→ **Task details**
Show, in full, each line of the data that contains "Break".

-=-=-

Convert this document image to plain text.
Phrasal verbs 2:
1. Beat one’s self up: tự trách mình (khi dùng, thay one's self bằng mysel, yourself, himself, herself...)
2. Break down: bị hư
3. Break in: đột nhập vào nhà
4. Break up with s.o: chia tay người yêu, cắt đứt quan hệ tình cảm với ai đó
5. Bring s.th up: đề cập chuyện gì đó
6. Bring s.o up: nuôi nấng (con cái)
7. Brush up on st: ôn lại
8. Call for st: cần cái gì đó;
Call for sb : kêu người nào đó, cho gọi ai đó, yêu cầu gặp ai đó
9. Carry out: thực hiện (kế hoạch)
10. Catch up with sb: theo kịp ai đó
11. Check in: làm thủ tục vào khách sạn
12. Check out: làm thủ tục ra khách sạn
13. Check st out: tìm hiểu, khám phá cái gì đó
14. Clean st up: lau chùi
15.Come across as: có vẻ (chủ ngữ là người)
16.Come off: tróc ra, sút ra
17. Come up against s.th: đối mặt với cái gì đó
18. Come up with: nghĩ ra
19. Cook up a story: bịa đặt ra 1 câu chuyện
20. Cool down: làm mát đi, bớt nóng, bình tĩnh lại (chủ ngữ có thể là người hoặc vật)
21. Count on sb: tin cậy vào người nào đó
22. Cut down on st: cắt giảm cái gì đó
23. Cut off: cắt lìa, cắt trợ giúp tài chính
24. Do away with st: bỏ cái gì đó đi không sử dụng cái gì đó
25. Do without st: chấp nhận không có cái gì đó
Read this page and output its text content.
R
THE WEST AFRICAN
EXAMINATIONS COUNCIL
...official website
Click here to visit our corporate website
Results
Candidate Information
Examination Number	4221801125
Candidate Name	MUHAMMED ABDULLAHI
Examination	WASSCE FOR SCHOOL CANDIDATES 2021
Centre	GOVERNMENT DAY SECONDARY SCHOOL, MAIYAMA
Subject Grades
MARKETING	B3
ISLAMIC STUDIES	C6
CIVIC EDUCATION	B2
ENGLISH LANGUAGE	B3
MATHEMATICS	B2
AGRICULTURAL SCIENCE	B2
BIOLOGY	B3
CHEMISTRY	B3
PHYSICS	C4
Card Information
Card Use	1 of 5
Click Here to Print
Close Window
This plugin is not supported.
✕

-=-=-

→ **Final result**
2. Break down: bị hư
3. Break in: đột nhập vào nhà
4. Break up with s.o: chia tay người yêu, cắt đứt quan hệ tình cảm với ai đó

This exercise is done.